- **What to work on**: Write out the material below again, unchanged.

- **Material**:
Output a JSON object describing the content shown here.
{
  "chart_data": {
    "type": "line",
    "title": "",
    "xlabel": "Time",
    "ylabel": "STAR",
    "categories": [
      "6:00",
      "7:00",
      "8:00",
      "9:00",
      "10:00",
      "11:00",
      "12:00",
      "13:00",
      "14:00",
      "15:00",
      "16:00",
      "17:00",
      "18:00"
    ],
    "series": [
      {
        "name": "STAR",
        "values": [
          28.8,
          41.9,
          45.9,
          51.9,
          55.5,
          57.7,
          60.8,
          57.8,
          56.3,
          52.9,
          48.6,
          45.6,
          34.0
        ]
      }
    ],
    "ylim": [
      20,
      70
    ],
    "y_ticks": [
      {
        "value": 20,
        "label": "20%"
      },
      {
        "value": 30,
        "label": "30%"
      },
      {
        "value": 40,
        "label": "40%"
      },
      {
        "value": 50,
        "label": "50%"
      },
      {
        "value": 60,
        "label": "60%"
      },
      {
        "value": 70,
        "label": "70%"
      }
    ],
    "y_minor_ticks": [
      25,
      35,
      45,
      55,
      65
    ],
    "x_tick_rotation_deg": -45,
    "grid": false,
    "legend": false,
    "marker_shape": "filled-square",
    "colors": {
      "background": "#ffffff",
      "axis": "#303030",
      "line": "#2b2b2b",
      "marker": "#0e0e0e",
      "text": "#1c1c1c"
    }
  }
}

- **Answer to this task**:
Output a JSON object describing the content shown here.
{
  "chart_data": {
    "type": "line",
    "title": "",
    "xlabel": "Time",
    "ylabel": "STAR",
    "categories": [
      "6:00",
      "7:00",
      "8:00",
      "9:00",
      "10:00",
      "11:00",
      "12:00",
      "13:00",
      "14:00",
      "15:00",
      "16:00",
      "17:00",
      "18:00"
    ],
    "series": [
      {
        "name": "STAR",
        "values": [
          28.8,
          41.9,
          45.9,
          51.9,
          55.5,
          57.7,
          60.8,
          57.8,
          56.3,
          52.9,
          48.6,
          45.6,
          34.0
        ]
      }
    ],
    "ylim": [
      20,
      70
    ],
    "y_ticks": [
      {
        "value": 20,
        "label": "20%"
      },
      {
        "value": 30,
        "label": "30%"
      },
      {
        "value": 40,
        "label": "40%"
      },
      {
        "value": 50,
        "label": "50%"
      },
      {
        "value": 60,
        "label": "60%"
      },
      {
        "value": 70,
        "label": "70%"
      }
    ],
    "y_minor_ticks": [
      25,
      35,
      45,
      55,
      65
    ],
    "x_tick_rotation_deg": -45,
    "grid": false,
    "legend": false,
    "marker_shape": "filled-square",
    "colors": {
      "background": "#ffffff",
      "axis": "#303030",
      "line": "#2b2b2b",
      "marker": "#0e0e0e",
      "text": "#1c1c1c"
    }
  }
}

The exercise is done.